### Short exercise
Pull out every line below containing the word "Repair".

### Source data
━━━

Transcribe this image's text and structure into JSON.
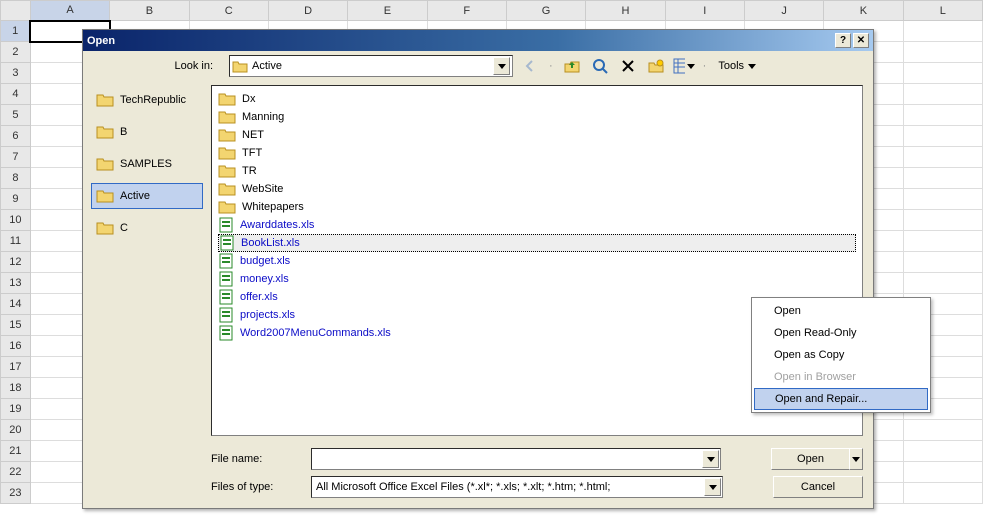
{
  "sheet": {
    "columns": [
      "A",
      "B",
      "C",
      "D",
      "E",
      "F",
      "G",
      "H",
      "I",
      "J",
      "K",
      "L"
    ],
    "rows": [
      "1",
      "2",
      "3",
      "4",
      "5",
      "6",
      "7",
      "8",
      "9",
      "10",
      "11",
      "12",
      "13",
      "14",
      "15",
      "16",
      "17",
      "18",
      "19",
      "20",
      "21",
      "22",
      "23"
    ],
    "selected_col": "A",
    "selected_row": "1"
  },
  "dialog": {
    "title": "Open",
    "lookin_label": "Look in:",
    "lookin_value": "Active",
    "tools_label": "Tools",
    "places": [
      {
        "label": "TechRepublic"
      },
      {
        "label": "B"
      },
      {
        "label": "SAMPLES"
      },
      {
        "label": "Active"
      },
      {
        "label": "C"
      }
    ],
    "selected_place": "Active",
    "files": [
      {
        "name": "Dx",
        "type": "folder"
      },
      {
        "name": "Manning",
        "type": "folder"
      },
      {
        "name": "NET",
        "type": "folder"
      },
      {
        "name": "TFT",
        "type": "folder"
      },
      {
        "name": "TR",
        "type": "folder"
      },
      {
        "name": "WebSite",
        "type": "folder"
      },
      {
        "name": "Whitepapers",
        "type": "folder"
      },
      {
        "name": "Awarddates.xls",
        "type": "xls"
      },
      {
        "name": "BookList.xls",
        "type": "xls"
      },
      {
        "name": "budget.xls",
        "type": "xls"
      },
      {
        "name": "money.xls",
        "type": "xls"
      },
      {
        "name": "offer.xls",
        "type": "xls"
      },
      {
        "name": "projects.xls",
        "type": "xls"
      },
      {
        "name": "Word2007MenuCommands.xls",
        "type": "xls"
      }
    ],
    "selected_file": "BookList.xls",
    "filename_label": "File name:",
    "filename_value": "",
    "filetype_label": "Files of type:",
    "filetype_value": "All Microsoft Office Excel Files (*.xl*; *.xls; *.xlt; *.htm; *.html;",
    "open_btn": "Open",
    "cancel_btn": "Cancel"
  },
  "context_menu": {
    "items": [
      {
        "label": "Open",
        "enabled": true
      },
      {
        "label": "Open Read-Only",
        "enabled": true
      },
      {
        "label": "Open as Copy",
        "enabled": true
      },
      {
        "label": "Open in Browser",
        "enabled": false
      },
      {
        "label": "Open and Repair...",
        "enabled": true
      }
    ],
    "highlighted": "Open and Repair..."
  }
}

━━━

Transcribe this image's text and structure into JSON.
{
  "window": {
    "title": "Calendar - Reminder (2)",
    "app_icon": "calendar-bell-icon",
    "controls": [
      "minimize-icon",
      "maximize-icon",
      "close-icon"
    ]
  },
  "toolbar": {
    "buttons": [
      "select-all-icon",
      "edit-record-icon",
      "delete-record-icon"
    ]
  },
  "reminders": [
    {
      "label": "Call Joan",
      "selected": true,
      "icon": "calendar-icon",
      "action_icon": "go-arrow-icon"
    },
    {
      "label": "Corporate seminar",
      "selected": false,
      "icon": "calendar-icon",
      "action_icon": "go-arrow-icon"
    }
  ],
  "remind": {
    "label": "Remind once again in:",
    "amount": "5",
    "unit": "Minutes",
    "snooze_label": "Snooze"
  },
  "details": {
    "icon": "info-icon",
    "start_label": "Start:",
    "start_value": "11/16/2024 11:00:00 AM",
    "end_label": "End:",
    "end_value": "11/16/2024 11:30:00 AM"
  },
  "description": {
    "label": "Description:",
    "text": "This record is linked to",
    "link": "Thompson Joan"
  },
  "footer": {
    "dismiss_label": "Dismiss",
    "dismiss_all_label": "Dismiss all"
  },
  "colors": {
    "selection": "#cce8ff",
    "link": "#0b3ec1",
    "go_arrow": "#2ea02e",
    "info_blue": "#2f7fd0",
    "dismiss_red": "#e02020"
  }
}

━━━

### The answer
        "label": "Open and Repair...",
    "highlighted": "Open and Repair..."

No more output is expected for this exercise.